>> start Information supplied

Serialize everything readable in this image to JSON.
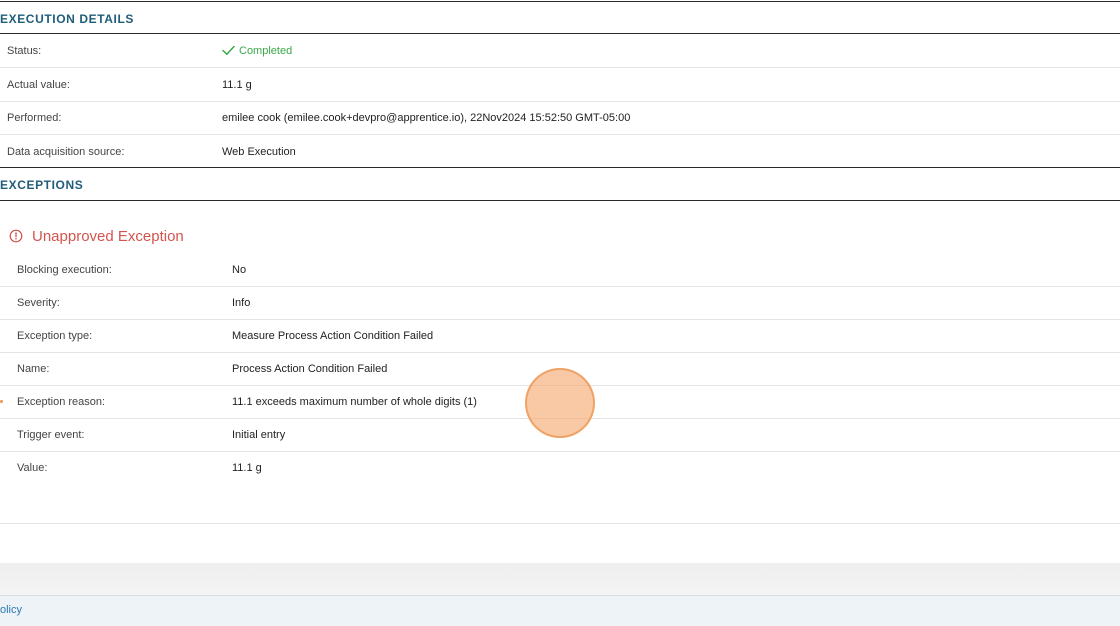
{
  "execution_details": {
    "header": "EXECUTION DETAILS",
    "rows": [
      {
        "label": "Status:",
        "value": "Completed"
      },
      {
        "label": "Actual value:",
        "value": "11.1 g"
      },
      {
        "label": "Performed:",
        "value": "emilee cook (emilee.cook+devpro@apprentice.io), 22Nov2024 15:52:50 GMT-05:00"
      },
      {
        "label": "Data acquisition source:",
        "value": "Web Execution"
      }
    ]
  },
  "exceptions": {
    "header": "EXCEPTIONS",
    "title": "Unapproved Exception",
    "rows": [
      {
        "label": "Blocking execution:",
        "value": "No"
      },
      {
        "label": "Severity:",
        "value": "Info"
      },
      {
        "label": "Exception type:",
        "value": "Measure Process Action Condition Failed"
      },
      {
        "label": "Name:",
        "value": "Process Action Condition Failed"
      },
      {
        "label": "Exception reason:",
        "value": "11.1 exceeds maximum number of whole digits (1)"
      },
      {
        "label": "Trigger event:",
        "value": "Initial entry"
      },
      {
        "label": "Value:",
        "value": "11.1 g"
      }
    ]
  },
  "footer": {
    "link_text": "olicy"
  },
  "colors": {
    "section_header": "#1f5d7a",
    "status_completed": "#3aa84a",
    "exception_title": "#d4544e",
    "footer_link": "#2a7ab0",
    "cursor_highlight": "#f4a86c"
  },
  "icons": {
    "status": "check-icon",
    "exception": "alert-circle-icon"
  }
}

>> end Information supplied

> _Requirements_
Repeat verbatim all the material, but not the pictures.

> _Task answer_
Serialize everything readable in this image to JSON.
{
  "execution_details": {
    "header": "EXECUTION DETAILS",
    "rows": [
      {
        "label": "Status:",
        "value": "Completed"
      },
      {
        "label": "Actual value:",
        "value": "11.1 g"
      },
      {
        "label": "Performed:",
        "value": "emilee cook (emilee.cook+devpro@apprentice.io), 22Nov2024 15:52:50 GMT-05:00"
      },
      {
        "label": "Data acquisition source:",
        "value": "Web Execution"
      }
    ]
  },
  "exceptions": {
    "header": "EXCEPTIONS",
    "title": "Unapproved Exception",
    "rows": [
      {
        "label": "Blocking execution:",
        "value": "No"
      },
      {
        "label": "Severity:",
        "value": "Info"
      },
      {
        "label": "Exception type:",
        "value": "Measure Process Action Condition Failed"
      },
      {
        "label": "Name:",
        "value": "Process Action Condition Failed"
      },
      {
        "label": "Exception reason:",
        "value": "11.1 exceeds maximum number of whole digits (1)"
      },
      {
        "label": "Trigger event:",
        "value": "Initial entry"
      },
      {
        "label": "Value:",
        "value": "11.1 g"
      }
    ]
  },
  "footer": {
    "link_text": "olicy"
  },
  "colors": {
    "section_header": "#1f5d7a",
    "status_completed": "#3aa84a",
    "exception_title": "#d4544e",
    "footer_link": "#2a7ab0",
    "cursor_highlight": "#f4a86c"
  },
  "icons": {
    "status": "check-icon",
    "exception": "alert-circle-icon"
  }
}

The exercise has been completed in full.